>> Start Supplied material

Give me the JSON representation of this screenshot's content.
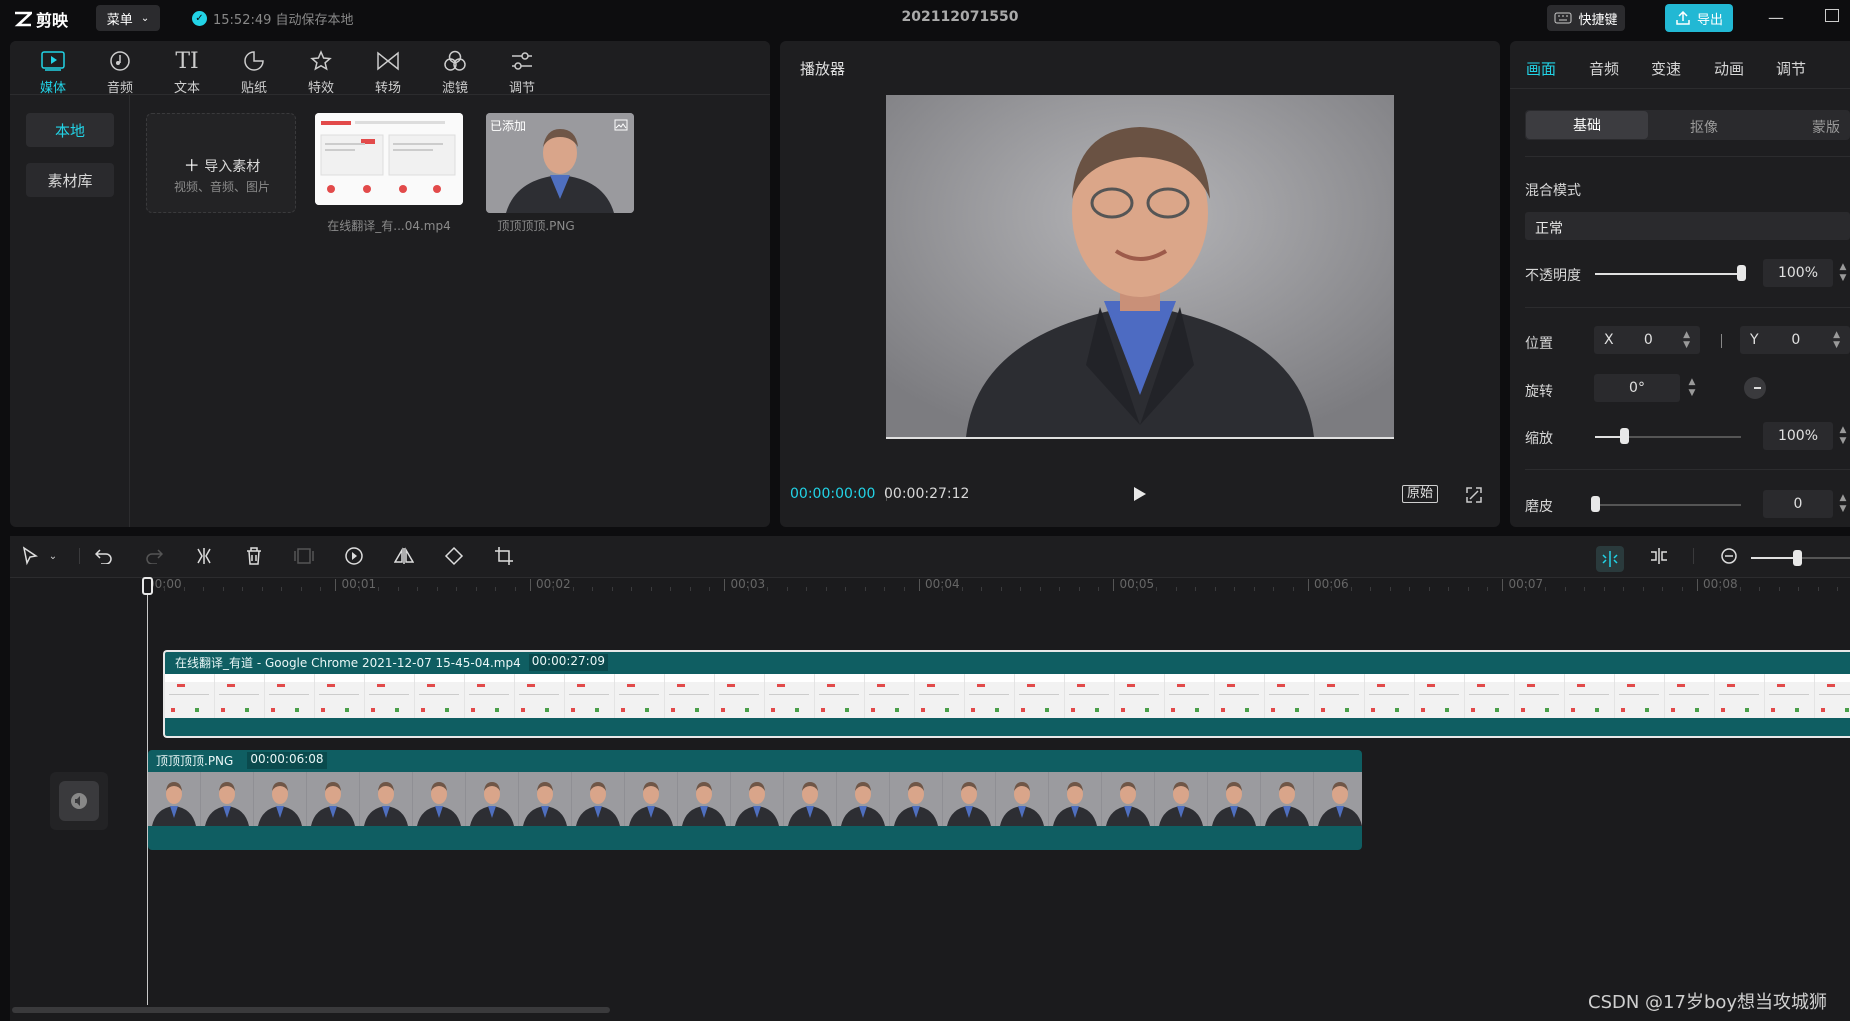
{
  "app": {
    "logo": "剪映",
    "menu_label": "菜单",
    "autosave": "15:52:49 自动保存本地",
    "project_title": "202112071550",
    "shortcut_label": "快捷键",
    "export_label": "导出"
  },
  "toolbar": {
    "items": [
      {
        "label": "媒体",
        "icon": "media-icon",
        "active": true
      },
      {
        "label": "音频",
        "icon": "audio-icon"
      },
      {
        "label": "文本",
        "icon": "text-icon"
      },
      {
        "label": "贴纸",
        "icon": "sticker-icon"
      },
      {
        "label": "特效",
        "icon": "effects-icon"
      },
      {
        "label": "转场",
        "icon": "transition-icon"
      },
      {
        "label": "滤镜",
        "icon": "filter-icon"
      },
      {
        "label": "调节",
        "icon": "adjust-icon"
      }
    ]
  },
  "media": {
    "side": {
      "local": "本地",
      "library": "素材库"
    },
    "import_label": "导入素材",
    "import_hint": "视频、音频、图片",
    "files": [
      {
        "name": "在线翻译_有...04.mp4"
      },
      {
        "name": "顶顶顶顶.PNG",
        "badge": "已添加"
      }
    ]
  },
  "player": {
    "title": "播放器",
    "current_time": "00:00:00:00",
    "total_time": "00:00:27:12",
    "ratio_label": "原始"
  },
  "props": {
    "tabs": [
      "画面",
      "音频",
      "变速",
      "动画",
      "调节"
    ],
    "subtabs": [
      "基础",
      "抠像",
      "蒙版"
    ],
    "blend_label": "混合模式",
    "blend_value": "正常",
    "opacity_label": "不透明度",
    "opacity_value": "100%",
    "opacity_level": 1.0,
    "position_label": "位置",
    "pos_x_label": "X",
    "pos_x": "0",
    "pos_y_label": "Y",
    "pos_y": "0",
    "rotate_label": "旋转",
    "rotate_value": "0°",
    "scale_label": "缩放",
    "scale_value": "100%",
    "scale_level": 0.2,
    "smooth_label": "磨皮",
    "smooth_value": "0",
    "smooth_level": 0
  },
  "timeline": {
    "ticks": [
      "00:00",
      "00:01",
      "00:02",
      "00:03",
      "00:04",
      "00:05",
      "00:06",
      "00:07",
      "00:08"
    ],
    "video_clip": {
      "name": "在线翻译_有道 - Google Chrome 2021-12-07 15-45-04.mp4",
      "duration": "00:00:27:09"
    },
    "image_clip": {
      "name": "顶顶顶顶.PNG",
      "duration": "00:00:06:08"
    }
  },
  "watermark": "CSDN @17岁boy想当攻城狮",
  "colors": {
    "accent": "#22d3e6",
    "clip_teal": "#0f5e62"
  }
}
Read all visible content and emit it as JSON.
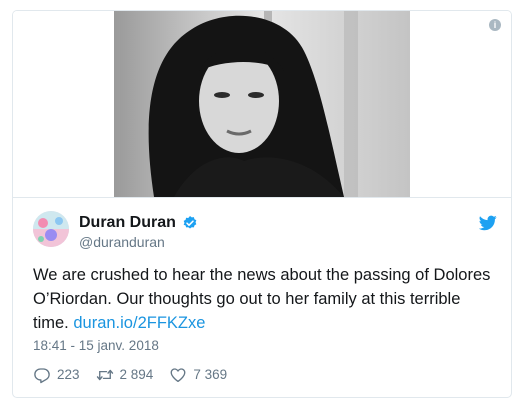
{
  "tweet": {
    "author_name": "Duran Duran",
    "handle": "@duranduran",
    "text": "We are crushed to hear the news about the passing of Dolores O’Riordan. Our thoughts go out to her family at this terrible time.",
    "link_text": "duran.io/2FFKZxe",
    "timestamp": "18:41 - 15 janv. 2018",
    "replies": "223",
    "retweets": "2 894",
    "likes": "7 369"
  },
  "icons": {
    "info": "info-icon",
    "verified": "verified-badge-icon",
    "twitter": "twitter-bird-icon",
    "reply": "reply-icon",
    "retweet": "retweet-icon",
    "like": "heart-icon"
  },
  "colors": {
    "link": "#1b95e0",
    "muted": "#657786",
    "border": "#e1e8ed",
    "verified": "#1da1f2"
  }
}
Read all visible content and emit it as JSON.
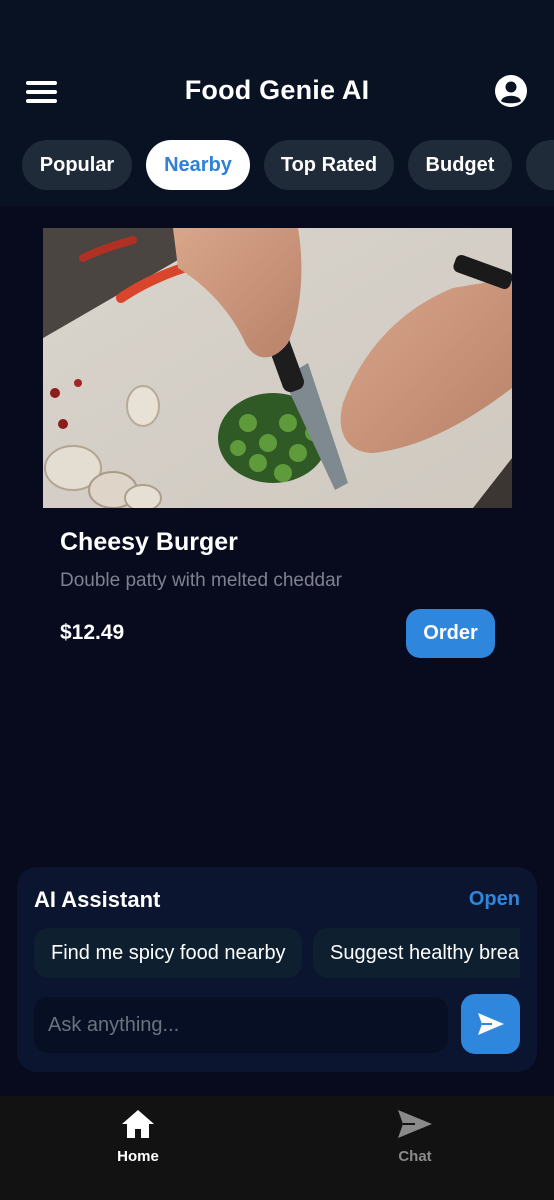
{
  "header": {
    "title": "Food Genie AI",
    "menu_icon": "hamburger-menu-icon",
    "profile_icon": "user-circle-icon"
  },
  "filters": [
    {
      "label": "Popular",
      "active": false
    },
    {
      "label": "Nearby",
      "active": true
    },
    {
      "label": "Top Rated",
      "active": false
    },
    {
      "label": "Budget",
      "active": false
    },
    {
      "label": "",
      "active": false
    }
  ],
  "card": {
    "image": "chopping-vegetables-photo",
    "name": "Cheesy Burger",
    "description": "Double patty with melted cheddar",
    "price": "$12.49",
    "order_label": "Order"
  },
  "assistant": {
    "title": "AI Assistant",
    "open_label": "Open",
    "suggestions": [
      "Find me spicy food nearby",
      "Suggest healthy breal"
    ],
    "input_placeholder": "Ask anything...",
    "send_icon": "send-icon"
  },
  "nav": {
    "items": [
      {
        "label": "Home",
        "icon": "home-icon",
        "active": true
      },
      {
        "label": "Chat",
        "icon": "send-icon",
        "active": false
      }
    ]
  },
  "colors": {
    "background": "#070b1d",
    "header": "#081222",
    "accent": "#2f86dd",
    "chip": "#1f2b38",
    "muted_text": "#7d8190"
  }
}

>> End Supplied material

*Stated problem*.
Nothing in the entries above should change when they are printed again, except that the pictures are dropped.

*Solved problem*.
Give me the JSON representation of this screenshot's content.
{
  "app": {
    "logo": "剪映",
    "menu_label": "菜单",
    "autosave": "15:52:49 自动保存本地",
    "project_title": "202112071550",
    "shortcut_label": "快捷键",
    "export_label": "导出"
  },
  "toolbar": {
    "items": [
      {
        "label": "媒体",
        "icon": "media-icon",
        "active": true
      },
      {
        "label": "音频",
        "icon": "audio-icon"
      },
      {
        "label": "文本",
        "icon": "text-icon"
      },
      {
        "label": "贴纸",
        "icon": "sticker-icon"
      },
      {
        "label": "特效",
        "icon": "effects-icon"
      },
      {
        "label": "转场",
        "icon": "transition-icon"
      },
      {
        "label": "滤镜",
        "icon": "filter-icon"
      },
      {
        "label": "调节",
        "icon": "adjust-icon"
      }
    ]
  },
  "media": {
    "side": {
      "local": "本地",
      "library": "素材库"
    },
    "import_label": "导入素材",
    "import_hint": "视频、音频、图片",
    "files": [
      {
        "name": "在线翻译_有...04.mp4"
      },
      {
        "name": "顶顶顶顶.PNG",
        "badge": "已添加"
      }
    ]
  },
  "player": {
    "title": "播放器",
    "current_time": "00:00:00:00",
    "total_time": "00:00:27:12",
    "ratio_label": "原始"
  },
  "props": {
    "tabs": [
      "画面",
      "音频",
      "变速",
      "动画",
      "调节"
    ],
    "subtabs": [
      "基础",
      "抠像",
      "蒙版"
    ],
    "blend_label": "混合模式",
    "blend_value": "正常",
    "opacity_label": "不透明度",
    "opacity_value": "100%",
    "opacity_level": 1.0,
    "position_label": "位置",
    "pos_x_label": "X",
    "pos_x": "0",
    "pos_y_label": "Y",
    "pos_y": "0",
    "rotate_label": "旋转",
    "rotate_value": "0°",
    "scale_label": "缩放",
    "scale_value": "100%",
    "scale_level": 0.2,
    "smooth_label": "磨皮",
    "smooth_value": "0",
    "smooth_level": 0
  },
  "timeline": {
    "ticks": [
      "00:00",
      "00:01",
      "00:02",
      "00:03",
      "00:04",
      "00:05",
      "00:06",
      "00:07",
      "00:08"
    ],
    "video_clip": {
      "name": "在线翻译_有道 - Google Chrome 2021-12-07 15-45-04.mp4",
      "duration": "00:00:27:09"
    },
    "image_clip": {
      "name": "顶顶顶顶.PNG",
      "duration": "00:00:06:08"
    }
  },
  "watermark": "CSDN @17岁boy想当攻城狮",
  "colors": {
    "accent": "#22d3e6",
    "clip_teal": "#0f5e62"
  }
}
Read all visible content and emit it as JSON.
{
  "tweet": {
    "author_name": "Duran Duran",
    "handle": "@duranduran",
    "text": "We are crushed to hear the news about the passing of Dolores O’Riordan. Our thoughts go out to her family at this terrible time.",
    "link_text": "duran.io/2FFKZxe",
    "timestamp": "18:41 - 15 janv. 2018",
    "replies": "223",
    "retweets": "2 894",
    "likes": "7 369"
  },
  "icons": {
    "info": "info-icon",
    "verified": "verified-badge-icon",
    "twitter": "twitter-bird-icon",
    "reply": "reply-icon",
    "retweet": "retweet-icon",
    "like": "heart-icon"
  },
  "colors": {
    "link": "#1b95e0",
    "muted": "#657786",
    "border": "#e1e8ed",
    "verified": "#1da1f2"
  }
}
Read all visible content and emit it as JSON.
{
  "header": {
    "title": "Food Genie AI",
    "menu_icon": "hamburger-menu-icon",
    "profile_icon": "user-circle-icon"
  },
  "filters": [
    {
      "label": "Popular",
      "active": false
    },
    {
      "label": "Nearby",
      "active": true
    },
    {
      "label": "Top Rated",
      "active": false
    },
    {
      "label": "Budget",
      "active": false
    },
    {
      "label": "",
      "active": false
    }
  ],
  "card": {
    "image": "chopping-vegetables-photo",
    "name": "Cheesy Burger",
    "description": "Double patty with melted cheddar",
    "price": "$12.49",
    "order_label": "Order"
  },
  "assistant": {
    "title": "AI Assistant",
    "open_label": "Open",
    "suggestions": [
      "Find me spicy food nearby",
      "Suggest healthy breal"
    ],
    "input_placeholder": "Ask anything...",
    "send_icon": "send-icon"
  },
  "nav": {
    "items": [
      {
        "label": "Home",
        "icon": "home-icon",
        "active": true
      },
      {
        "label": "Chat",
        "icon": "send-icon",
        "active": false
      }
    ]
  },
  "colors": {
    "background": "#070b1d",
    "header": "#081222",
    "accent": "#2f86dd",
    "chip": "#1f2b38",
    "muted_text": "#7d8190"
  }
}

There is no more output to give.